> _WHAT YOU SHOULD DO_
Identify the lines holding "иметь" and copy them.

> _MATERIAL_
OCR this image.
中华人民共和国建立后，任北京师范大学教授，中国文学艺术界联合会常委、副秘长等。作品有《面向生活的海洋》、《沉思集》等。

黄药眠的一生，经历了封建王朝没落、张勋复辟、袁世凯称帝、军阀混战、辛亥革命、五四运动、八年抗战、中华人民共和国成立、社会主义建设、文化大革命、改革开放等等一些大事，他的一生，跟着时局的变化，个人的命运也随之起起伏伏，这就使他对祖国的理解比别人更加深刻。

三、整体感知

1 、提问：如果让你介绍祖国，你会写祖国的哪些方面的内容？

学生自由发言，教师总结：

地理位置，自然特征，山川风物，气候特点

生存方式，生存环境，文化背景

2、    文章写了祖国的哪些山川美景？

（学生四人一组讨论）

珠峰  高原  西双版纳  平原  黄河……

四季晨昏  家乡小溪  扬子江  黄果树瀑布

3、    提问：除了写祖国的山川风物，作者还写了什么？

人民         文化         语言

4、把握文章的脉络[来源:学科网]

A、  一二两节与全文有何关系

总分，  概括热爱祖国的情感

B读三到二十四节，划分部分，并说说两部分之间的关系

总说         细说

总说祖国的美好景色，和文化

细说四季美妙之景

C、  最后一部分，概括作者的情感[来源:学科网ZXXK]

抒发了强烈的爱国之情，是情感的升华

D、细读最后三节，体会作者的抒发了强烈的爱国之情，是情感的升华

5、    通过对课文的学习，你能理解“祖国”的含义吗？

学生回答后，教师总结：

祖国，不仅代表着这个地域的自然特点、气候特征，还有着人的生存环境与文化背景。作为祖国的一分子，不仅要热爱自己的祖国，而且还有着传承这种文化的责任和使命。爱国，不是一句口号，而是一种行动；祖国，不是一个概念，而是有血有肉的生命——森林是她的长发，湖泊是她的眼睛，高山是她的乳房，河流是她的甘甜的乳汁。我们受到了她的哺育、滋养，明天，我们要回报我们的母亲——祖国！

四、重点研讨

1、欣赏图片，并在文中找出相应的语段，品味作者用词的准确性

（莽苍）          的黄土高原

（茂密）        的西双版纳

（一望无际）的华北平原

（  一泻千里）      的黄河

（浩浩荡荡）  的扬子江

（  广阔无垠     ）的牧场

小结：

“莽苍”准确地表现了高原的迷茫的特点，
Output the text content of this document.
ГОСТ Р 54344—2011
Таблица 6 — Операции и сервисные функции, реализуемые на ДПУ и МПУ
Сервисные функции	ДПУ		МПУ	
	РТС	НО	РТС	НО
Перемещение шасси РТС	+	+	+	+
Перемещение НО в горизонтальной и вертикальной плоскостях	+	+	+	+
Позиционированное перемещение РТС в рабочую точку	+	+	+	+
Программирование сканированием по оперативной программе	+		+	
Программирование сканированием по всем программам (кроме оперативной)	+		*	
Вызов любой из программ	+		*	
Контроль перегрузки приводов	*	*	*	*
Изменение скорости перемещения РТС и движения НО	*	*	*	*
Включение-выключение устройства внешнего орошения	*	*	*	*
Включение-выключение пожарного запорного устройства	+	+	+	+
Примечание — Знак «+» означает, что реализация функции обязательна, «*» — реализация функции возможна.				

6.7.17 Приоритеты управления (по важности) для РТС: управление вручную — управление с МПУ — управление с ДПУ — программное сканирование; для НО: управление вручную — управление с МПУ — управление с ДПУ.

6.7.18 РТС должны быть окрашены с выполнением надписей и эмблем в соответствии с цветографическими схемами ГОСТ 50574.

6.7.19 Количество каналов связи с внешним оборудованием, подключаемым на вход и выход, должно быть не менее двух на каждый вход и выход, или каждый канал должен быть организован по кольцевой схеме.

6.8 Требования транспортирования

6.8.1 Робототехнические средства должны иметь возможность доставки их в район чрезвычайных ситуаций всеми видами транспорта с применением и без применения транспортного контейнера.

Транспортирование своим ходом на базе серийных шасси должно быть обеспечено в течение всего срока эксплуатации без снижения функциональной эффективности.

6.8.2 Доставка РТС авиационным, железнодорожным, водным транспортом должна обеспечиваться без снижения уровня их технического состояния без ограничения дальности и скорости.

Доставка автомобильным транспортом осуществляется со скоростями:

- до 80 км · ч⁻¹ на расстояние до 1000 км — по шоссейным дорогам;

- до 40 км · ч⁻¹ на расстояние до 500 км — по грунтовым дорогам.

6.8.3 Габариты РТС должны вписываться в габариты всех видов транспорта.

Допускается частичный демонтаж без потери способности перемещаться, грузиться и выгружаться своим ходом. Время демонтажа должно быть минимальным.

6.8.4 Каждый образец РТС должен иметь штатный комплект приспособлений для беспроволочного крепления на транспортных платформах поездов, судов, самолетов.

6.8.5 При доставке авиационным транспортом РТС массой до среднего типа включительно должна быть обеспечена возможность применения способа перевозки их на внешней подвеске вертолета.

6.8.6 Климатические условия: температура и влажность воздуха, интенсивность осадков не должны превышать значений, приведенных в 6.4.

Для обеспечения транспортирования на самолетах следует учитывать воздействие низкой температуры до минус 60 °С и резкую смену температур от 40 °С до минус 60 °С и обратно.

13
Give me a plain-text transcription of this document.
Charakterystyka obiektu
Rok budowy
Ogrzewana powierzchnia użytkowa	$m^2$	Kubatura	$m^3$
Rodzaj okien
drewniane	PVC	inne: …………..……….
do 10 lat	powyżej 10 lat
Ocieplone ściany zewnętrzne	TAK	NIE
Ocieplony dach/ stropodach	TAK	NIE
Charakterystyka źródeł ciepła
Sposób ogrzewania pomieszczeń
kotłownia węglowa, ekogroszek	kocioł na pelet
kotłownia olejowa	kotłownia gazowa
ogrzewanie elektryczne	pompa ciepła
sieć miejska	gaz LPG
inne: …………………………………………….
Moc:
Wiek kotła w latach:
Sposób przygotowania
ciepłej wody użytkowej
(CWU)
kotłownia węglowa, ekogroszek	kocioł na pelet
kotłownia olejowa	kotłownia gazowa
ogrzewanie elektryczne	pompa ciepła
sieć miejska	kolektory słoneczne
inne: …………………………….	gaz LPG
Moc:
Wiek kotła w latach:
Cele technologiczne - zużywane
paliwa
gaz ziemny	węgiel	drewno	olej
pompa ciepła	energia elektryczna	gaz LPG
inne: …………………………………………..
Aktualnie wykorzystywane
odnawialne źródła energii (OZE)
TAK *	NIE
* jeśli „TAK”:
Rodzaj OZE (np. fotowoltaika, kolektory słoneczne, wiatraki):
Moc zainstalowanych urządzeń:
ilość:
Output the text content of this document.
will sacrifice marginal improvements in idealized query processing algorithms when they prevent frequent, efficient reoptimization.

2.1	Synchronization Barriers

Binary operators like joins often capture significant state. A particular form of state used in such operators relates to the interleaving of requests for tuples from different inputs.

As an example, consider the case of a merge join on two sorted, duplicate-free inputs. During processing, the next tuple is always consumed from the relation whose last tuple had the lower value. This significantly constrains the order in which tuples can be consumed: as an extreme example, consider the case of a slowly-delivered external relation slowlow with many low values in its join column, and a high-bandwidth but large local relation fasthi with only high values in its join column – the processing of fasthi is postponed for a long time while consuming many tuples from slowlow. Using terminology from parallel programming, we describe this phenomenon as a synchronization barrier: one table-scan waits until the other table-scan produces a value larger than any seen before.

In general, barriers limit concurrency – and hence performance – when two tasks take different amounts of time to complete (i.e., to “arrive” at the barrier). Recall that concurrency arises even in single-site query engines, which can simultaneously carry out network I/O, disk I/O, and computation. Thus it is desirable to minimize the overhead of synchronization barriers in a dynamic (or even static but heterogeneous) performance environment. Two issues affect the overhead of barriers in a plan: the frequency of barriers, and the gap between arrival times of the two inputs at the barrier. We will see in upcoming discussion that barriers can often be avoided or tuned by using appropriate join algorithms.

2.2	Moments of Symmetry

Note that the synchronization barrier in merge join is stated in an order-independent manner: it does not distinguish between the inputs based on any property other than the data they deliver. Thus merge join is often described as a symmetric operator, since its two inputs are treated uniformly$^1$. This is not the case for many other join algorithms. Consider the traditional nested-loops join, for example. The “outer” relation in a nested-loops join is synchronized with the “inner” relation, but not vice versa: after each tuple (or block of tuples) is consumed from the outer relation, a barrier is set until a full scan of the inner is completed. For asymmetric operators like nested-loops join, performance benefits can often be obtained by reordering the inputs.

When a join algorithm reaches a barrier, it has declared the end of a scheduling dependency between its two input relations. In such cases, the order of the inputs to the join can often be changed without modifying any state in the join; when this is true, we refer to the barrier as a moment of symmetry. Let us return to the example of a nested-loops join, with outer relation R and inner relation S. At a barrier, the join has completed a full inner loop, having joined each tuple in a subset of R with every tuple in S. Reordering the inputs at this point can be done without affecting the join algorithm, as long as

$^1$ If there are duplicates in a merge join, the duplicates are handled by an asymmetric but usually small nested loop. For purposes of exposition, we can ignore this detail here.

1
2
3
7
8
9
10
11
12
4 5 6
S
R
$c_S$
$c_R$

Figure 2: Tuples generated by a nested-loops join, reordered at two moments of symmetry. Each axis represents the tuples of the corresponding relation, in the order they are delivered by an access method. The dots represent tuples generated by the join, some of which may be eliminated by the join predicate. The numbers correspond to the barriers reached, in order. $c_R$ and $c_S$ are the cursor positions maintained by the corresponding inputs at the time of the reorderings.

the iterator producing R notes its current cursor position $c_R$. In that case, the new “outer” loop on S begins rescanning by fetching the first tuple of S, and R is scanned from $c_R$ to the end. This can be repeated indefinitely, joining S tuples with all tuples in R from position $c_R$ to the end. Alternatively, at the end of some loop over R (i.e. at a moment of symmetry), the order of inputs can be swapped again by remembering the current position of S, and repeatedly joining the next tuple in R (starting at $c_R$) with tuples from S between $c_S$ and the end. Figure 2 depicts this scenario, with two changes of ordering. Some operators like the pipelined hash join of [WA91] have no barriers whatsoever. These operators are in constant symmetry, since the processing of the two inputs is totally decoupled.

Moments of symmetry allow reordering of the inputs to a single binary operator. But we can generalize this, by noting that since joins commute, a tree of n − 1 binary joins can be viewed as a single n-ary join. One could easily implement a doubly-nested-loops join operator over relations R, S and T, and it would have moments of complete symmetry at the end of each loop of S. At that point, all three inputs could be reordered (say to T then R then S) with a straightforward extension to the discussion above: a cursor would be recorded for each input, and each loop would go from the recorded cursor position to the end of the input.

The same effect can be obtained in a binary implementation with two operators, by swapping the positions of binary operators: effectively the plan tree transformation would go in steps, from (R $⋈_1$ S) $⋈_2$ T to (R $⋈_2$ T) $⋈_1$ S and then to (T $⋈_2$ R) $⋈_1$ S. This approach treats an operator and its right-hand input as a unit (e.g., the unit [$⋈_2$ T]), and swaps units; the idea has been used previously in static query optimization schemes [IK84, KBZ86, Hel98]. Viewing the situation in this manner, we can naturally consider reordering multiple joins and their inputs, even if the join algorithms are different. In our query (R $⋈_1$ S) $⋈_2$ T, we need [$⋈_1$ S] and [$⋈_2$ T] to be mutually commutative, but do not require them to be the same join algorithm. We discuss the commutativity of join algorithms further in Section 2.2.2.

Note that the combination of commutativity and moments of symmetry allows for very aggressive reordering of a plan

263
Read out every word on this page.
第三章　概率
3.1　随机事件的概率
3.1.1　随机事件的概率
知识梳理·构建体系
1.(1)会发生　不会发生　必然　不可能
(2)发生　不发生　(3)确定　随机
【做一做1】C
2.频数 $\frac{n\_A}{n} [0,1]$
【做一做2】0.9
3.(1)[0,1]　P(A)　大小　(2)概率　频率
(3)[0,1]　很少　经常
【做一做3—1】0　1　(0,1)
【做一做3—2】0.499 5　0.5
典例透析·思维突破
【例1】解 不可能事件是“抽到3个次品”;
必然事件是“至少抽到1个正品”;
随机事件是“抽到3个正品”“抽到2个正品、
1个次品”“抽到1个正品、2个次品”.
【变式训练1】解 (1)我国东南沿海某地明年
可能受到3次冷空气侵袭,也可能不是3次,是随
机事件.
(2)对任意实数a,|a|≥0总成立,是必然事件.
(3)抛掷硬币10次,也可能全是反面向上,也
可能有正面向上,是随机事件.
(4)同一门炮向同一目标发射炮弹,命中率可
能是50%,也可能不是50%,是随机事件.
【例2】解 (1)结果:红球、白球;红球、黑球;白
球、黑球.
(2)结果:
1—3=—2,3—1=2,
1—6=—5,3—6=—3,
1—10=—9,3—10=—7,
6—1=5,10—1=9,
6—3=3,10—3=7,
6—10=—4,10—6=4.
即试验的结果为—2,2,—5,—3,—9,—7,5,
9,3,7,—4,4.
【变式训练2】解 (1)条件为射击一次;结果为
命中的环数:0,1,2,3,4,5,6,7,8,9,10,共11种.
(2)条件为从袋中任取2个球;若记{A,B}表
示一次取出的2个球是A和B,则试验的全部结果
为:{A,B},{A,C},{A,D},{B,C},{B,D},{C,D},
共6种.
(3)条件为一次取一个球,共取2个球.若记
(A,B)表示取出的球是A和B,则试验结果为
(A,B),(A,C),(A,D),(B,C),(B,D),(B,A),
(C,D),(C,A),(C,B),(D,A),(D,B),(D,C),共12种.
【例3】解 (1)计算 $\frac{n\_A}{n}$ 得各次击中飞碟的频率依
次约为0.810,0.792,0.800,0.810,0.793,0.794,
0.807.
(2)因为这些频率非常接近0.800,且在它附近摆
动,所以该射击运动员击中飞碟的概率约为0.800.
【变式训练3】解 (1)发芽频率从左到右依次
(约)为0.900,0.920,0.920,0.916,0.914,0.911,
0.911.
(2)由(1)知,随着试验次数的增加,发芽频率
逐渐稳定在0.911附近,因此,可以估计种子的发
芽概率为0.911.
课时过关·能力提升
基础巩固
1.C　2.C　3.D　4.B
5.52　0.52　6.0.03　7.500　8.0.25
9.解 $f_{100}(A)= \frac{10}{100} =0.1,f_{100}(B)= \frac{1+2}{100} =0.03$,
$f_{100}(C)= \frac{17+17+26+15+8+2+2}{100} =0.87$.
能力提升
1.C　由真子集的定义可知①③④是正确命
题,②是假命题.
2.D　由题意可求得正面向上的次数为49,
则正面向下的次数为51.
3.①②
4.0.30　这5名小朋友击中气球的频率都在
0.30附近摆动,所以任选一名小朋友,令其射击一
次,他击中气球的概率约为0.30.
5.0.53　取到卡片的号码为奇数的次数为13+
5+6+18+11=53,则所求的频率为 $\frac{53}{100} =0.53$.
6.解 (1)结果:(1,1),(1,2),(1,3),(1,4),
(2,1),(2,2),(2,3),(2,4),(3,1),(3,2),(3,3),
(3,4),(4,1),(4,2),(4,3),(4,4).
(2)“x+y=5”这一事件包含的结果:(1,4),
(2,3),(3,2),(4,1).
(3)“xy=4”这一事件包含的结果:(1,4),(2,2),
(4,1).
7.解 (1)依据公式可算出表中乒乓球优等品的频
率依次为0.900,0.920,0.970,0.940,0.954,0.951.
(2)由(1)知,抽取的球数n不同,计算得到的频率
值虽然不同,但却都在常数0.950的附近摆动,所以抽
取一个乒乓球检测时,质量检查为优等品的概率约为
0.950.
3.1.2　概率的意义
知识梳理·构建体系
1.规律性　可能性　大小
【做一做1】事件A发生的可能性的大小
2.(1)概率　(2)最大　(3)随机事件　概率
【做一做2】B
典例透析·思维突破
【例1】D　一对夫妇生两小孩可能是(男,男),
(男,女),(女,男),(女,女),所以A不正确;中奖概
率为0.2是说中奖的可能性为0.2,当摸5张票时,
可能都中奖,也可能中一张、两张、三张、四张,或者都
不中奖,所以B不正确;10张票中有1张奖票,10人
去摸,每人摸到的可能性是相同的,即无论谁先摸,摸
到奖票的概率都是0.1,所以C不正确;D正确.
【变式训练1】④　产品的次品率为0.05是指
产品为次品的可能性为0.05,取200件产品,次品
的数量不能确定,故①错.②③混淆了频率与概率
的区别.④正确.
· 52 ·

> _RESPONSE TO THIS EXERCISE_
6.8.1 Робототехнические средства должны иметь возможность доставки их в район чрезвычайных ситуаций всеми видами транспорта с применением и без применения транспортного контейнера.
6.8.4 Каждый образец РТС должен иметь штатный комплект приспособлений для беспроволочного крепления на транспортных платформах поездов, судов, самолетов.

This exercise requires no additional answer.